From the entries below, gather each line containing the word "Chartres".

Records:
==========
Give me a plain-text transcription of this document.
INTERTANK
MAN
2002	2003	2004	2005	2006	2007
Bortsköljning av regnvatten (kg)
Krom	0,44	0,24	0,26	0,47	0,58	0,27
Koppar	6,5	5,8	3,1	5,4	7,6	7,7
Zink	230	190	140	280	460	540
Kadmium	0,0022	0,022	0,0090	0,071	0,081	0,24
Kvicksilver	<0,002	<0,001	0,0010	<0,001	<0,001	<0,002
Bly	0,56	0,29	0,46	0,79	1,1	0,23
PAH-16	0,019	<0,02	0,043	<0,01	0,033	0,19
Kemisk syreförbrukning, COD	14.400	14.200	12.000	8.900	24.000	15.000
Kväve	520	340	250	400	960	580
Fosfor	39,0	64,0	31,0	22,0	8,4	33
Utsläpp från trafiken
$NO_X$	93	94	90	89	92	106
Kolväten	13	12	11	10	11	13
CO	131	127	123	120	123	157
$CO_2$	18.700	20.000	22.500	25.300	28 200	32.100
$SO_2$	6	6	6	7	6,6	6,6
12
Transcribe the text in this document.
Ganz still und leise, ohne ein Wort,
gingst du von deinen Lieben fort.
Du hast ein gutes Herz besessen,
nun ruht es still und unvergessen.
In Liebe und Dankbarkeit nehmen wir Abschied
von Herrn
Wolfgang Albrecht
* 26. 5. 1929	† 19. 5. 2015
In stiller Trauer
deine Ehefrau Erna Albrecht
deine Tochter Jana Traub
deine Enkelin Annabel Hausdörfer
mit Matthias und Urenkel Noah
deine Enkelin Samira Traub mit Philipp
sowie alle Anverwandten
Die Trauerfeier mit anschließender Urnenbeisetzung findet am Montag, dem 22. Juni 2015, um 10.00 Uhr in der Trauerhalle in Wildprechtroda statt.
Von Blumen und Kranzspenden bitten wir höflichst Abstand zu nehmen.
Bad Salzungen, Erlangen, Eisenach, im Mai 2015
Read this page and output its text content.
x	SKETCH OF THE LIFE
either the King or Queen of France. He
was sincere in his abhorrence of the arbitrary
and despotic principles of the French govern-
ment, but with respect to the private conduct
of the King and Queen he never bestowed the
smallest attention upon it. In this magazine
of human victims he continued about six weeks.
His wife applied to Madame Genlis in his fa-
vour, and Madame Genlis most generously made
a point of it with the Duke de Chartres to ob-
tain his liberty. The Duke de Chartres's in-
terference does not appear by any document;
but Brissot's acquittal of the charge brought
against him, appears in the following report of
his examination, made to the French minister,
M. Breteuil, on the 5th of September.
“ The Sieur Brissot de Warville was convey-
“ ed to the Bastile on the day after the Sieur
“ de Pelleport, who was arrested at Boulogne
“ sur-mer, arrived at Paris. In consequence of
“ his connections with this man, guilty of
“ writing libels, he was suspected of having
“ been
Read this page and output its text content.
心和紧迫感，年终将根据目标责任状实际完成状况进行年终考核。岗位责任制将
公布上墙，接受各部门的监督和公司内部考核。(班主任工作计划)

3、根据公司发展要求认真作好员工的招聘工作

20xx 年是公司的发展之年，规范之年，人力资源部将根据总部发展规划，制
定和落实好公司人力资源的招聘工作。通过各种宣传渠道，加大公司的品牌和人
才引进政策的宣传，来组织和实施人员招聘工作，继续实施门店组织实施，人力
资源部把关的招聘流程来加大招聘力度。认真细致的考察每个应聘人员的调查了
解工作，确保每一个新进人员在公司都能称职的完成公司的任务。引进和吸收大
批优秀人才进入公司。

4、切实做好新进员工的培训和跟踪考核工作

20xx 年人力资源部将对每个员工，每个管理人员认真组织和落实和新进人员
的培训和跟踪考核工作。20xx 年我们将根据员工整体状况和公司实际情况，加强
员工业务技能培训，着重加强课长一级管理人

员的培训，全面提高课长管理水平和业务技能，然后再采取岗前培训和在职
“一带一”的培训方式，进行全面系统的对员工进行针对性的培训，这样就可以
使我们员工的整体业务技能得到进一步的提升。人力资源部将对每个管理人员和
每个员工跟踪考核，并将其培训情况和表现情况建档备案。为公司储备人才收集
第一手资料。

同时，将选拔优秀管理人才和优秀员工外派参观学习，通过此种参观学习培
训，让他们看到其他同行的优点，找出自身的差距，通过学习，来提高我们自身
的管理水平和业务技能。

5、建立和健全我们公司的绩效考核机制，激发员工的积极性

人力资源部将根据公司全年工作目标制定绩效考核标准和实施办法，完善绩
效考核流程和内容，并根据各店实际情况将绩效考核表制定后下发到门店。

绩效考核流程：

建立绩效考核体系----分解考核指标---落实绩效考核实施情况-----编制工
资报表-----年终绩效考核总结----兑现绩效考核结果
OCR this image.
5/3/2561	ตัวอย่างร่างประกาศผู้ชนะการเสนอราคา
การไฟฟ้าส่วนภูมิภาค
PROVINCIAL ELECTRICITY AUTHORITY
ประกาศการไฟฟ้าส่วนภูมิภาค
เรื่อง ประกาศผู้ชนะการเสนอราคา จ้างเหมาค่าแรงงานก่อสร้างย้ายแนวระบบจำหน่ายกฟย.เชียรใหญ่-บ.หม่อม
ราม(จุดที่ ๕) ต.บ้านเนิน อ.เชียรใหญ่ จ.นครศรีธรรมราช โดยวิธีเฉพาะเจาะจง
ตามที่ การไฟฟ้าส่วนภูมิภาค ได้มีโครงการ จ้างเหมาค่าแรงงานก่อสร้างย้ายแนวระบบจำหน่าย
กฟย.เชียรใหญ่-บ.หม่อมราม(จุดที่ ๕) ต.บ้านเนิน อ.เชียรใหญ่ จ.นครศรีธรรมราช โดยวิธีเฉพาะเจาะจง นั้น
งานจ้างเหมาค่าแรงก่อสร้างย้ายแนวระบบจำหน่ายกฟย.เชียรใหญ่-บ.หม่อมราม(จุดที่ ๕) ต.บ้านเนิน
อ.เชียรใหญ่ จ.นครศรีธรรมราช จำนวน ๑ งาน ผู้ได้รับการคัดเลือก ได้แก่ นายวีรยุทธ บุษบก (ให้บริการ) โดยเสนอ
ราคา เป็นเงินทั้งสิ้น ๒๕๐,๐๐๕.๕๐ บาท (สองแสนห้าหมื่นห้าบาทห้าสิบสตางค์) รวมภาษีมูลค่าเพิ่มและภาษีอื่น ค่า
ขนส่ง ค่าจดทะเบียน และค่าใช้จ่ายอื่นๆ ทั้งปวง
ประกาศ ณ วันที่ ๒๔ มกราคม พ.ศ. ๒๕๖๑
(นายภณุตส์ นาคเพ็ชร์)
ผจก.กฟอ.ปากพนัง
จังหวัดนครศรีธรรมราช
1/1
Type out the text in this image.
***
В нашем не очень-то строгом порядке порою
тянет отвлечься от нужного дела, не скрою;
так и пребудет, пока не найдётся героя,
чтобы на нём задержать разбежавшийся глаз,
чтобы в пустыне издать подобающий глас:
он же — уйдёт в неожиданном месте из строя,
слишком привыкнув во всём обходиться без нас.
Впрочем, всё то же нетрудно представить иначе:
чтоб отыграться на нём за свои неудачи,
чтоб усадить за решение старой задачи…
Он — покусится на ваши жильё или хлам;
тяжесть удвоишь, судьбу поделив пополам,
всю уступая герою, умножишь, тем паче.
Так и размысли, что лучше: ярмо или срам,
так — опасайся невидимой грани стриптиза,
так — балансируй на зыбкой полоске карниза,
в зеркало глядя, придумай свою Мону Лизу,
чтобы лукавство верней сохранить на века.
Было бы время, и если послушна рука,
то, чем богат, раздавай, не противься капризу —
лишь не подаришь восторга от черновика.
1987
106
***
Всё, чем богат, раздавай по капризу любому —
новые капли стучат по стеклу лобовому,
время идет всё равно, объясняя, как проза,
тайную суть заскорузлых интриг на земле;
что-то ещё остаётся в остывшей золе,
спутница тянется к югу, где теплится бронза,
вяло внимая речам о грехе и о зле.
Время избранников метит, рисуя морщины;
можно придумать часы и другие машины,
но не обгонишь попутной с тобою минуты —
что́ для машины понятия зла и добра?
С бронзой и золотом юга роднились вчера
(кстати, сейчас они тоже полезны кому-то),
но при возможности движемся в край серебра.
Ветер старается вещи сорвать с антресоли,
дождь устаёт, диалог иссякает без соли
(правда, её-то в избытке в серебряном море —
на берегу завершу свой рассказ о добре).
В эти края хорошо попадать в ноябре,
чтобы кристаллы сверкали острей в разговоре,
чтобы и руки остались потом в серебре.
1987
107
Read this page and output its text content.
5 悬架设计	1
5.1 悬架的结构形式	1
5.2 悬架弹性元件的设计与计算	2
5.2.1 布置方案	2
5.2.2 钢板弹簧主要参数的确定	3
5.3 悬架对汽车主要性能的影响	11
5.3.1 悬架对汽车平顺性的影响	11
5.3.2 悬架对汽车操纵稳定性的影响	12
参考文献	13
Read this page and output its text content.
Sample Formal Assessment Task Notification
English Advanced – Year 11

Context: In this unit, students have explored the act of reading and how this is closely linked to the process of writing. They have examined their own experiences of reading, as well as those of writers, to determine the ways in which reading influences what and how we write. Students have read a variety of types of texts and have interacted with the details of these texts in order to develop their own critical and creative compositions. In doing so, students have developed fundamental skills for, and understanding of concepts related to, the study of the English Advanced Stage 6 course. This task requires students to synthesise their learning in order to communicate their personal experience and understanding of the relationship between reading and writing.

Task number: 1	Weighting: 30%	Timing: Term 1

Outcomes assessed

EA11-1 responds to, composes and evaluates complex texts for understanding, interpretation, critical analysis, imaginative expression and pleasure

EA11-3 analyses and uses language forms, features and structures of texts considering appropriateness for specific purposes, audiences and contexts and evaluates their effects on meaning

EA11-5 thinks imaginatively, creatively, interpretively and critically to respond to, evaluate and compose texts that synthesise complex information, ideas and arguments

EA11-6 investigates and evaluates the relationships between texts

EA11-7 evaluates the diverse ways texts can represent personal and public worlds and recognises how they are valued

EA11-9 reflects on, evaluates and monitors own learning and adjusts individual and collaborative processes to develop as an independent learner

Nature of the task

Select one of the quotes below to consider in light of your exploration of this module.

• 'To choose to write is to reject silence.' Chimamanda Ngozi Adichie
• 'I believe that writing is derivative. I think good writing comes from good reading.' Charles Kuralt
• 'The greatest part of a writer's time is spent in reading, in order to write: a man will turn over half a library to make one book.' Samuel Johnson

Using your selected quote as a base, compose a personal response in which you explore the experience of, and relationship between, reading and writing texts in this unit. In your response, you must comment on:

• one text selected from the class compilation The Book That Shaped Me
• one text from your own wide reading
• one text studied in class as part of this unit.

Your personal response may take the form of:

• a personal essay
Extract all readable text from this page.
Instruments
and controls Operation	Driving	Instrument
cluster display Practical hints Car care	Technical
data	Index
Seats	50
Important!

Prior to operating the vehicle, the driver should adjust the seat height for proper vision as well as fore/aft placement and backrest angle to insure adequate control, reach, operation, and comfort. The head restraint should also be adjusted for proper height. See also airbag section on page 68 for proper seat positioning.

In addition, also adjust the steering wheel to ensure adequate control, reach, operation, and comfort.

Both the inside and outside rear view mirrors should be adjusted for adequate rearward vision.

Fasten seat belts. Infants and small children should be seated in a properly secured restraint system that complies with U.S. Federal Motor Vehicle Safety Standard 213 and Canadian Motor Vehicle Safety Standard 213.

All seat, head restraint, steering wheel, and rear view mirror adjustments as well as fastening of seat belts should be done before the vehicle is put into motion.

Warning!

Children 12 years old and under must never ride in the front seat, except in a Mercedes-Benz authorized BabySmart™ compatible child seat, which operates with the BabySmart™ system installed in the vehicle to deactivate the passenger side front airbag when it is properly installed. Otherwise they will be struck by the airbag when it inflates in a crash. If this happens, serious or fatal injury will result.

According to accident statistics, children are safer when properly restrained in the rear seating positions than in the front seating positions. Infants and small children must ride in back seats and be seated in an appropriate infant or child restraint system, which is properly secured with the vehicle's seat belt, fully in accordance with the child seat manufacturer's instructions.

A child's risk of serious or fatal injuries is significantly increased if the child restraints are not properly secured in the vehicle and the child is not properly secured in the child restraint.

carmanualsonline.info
==========
RESULT BELOW:
a point of it with the Duke de Chartres to ob-
tain his liberty. The Duke de Chartres's in-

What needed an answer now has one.